WHAT THE TASK ASKS
Rewrite the data below from the line containing "data-label-2-1: 41 xyxy=(65,112,92,136)" through the line containing "data-label-1-3: 35 xyxy=(244,141,271,165)", swapping "data-label" for "value-label" and leaving everything else unchanged.
----- EXTRACTED MATERIAL
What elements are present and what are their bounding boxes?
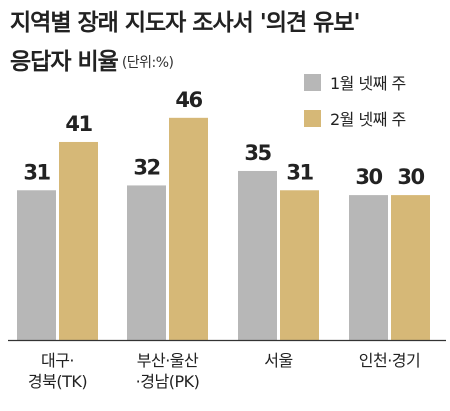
data-label-2-1: 41 xyxy=(65,112,92,136)
legend-swatch-series2 xyxy=(304,109,321,127)
data-label-1-2: 32 xyxy=(133,155,159,179)
bar-2-2 xyxy=(169,117,208,340)
category-label-4-1: 인천·경기 xyxy=(359,351,420,370)
legend: 1월 넷째 주 2월 넷째 주 xyxy=(304,70,406,130)
data-label-1-3: 35 xyxy=(244,141,271,165)
data-label-1-1: 31 xyxy=(23,160,50,184)
chart-title-line1: 지역별 장래 지도자 조사서 '의견 유보' xyxy=(10,10,361,36)
legend-label-series2: 2월 넷째 주 xyxy=(330,110,406,129)
category-label-2-2: ·경남(PK) xyxy=(136,372,200,391)
data-label-2-4: 30 xyxy=(397,165,424,189)
unit-label: (단위:%) xyxy=(121,55,174,71)
category-label-1-2: 경북(TK) xyxy=(28,372,87,391)
bar-1-4 xyxy=(349,195,388,340)
bar-2-3 xyxy=(280,190,319,340)
bar-1-3 xyxy=(238,170,277,340)
bar-1-1 xyxy=(17,190,56,340)
category-label-1-1: 대구· xyxy=(41,351,74,370)
data-label-2-3: 31 xyxy=(286,160,313,184)
chart-title-text: 응답자 비율 xyxy=(10,49,119,75)
chart-title-line2: 응답자 비율 (단위:%) xyxy=(10,47,174,78)
legend-item-series1: 1월 넷째 주 xyxy=(304,70,406,94)
legend-item-series2: 2월 넷째 주 xyxy=(304,106,406,130)
legend-swatch-series1 xyxy=(304,73,321,91)
data-label-1-4: 30 xyxy=(355,165,382,189)
bar-2-1 xyxy=(59,141,98,340)
data-label-2-2: 46 xyxy=(175,88,202,112)
bar-2-4 xyxy=(391,195,430,340)
bar-1-2 xyxy=(127,185,166,340)
category-label-2-1: 부산·울산 xyxy=(137,351,199,370)
legend-label-series1: 1월 넷째 주 xyxy=(330,74,406,93)
category-label-3-1: 서울 xyxy=(264,351,292,370)
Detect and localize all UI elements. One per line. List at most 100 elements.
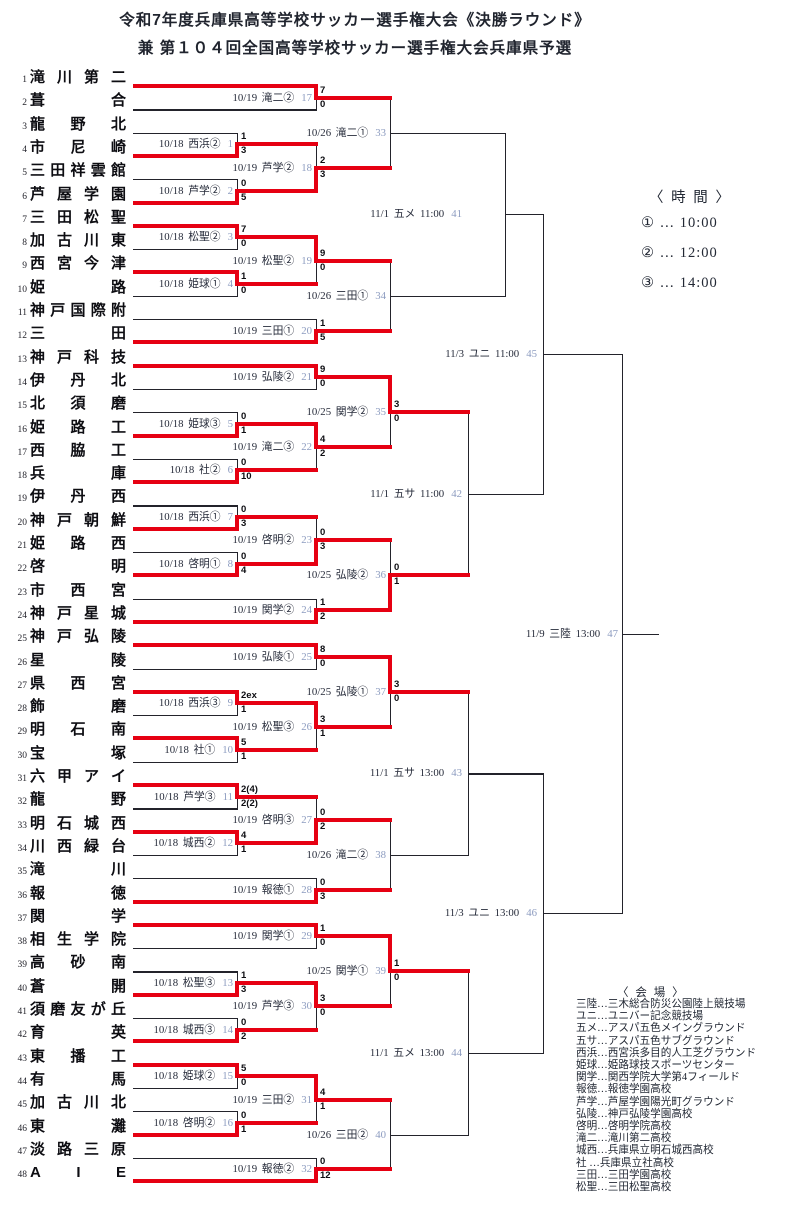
team-name-char: 台 <box>110 837 126 855</box>
team-name-char: 滝 <box>30 69 46 86</box>
winner-path <box>235 783 239 799</box>
team-number: 39 <box>17 960 28 971</box>
team-line <box>133 761 238 763</box>
match-number: 15 <box>222 1070 233 1083</box>
winner-path <box>390 689 470 694</box>
team-name-char: 英 <box>110 1024 126 1042</box>
team-number: 35 <box>17 867 28 878</box>
match-label: 10/19 松聖② 19 <box>162 255 312 267</box>
match-score-bottom: 3 <box>241 518 247 530</box>
team-name-char: 西 <box>30 441 46 459</box>
winner-path <box>314 421 318 450</box>
match-label: 11/9 三陸 13:00 47 <box>468 628 618 640</box>
team-number: 2 <box>22 98 27 109</box>
team-name-char: 工 <box>110 418 126 436</box>
match-score-top: 3 <box>394 399 400 411</box>
match-number: 41 <box>451 208 462 221</box>
team-name-char: 徳 <box>110 884 126 902</box>
team-name-char: 戸 <box>56 511 72 529</box>
team-name: 明石南 <box>30 722 126 738</box>
match-label-text: 10/18 社① <box>164 744 216 757</box>
team-number: 43 <box>17 1053 28 1064</box>
winner-path <box>314 922 318 939</box>
team-name-char: 戸 <box>56 628 72 646</box>
venue-legend-item: 関学…関西学院大学第4フィールド <box>576 1072 740 1084</box>
winner-path <box>314 1074 318 1102</box>
team-line <box>133 179 238 181</box>
winner-path <box>235 468 239 485</box>
match-score-top: 7 <box>241 224 247 236</box>
venue-legend-item: 西浜…西宮浜多目的人工芝グラウンド <box>576 1047 757 1059</box>
winner-path <box>133 643 318 648</box>
winner-path <box>316 445 392 450</box>
match-label-text: 10/18 社② <box>169 464 221 477</box>
match-exit-line <box>543 353 623 356</box>
team-name-char: 市 <box>30 581 46 599</box>
team-name: 神戸弘陵 <box>30 629 126 645</box>
team-name-char: 芦 <box>30 185 46 203</box>
team-number: 11 <box>17 308 27 318</box>
team-line <box>133 1087 238 1090</box>
venue-legend-list: 三陸…三木総合防災公園陸上競技場 ユニ…ユニバー記念競技場 五メ…アスパ五色メイング… <box>576 999 756 1194</box>
team-name: 龍野北 <box>30 116 126 133</box>
match-score-top: 1 <box>394 958 400 970</box>
winner-path <box>316 328 392 333</box>
match-score-bottom: 2 <box>320 448 326 460</box>
match-label: 10/26 滝二① 33 <box>236 127 386 139</box>
match-score-bottom: 4 <box>241 564 247 576</box>
match-number: 21 <box>301 371 312 384</box>
team-name: 報徳 <box>30 884 126 902</box>
team-name-char: 三 <box>30 325 46 343</box>
match-label: 11/1 五メ 13:00 44 <box>312 1047 462 1059</box>
match-exit-line <box>505 214 544 216</box>
team-name-char: 祥 <box>70 162 86 180</box>
team-name-char: 友 <box>70 1001 86 1018</box>
match-number: 6 <box>227 464 233 477</box>
match-label-text: 10/19 啓明② <box>232 534 295 547</box>
winner-path <box>133 619 318 624</box>
winner-path <box>133 340 318 345</box>
winner-path <box>133 1179 318 1184</box>
winner-path <box>390 969 470 974</box>
team-name-char: 関 <box>30 907 46 925</box>
team-name: 飾磨 <box>30 699 126 715</box>
team-name-char: 合 <box>110 92 126 110</box>
match-score-bottom: 0 <box>320 378 326 390</box>
team-line <box>133 1157 317 1160</box>
match-label: 10/18 松聖② 3 <box>83 231 233 243</box>
team-name-char: 星 <box>83 604 99 622</box>
match-label: 11/3 ユニ 11:00 45 <box>387 348 537 360</box>
match-label-text: 10/19 滝二③ <box>232 441 295 454</box>
time-legend-item-2: ② … 12:00 <box>641 245 718 261</box>
team-name-char: 聖 <box>110 208 126 226</box>
match-label-text: 10/18 西浜③ <box>158 697 221 710</box>
team-name-char: 宮 <box>56 255 72 273</box>
match-label: 10/19 三田② 31 <box>162 1094 312 1106</box>
match-number: 9 <box>227 697 233 710</box>
team-name-char: 石 <box>56 814 72 832</box>
winner-path <box>237 142 318 147</box>
match-score-bottom: 10 <box>241 471 252 483</box>
team-name: 六甲アイ <box>30 769 126 785</box>
venue-legend-item: 社 …兵庫県立社高校 <box>576 1157 674 1169</box>
match-number: 34 <box>375 289 386 302</box>
match-number: 28 <box>301 883 312 896</box>
match-number: 25 <box>301 650 312 663</box>
team-name: 三田 <box>30 326 126 342</box>
team-name-char: 緑 <box>83 837 99 855</box>
team-number: 29 <box>17 727 28 738</box>
team-number: 1 <box>22 75 27 85</box>
team-name-char: 育 <box>30 1024 46 1042</box>
venue-legend-header: 〈 会 場 〉 <box>617 987 686 999</box>
team-number: 44 <box>17 1076 28 1087</box>
winner-path <box>133 689 239 694</box>
match-label: 10/19 芦学② 18 <box>162 162 312 174</box>
team-name-char: 東 <box>30 1047 46 1065</box>
match-label: 10/19 弘陵② 21 <box>162 371 312 383</box>
match-score-top: 0 <box>320 806 326 818</box>
team-name-char: 有 <box>30 1070 46 1088</box>
winner-path <box>237 1074 318 1079</box>
team-name-char: が <box>90 1001 106 1018</box>
team-name-char: 崎 <box>110 138 126 156</box>
winner-path <box>237 981 318 986</box>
----------
PROBLEM SOLUTION
value-label-2-1: 41 xyxy=(65,112,92,136)
legend-swatch-series2 xyxy=(304,109,321,127)
value-label-1-2: 32 xyxy=(133,155,159,179)
bar-2-2 xyxy=(169,117,208,340)
category-label-4-1: 인천·경기 xyxy=(359,351,420,370)
legend: 1월 넷째 주 2월 넷째 주 xyxy=(304,70,406,130)
value-label-1-3: 35 xyxy=(244,141,271,165)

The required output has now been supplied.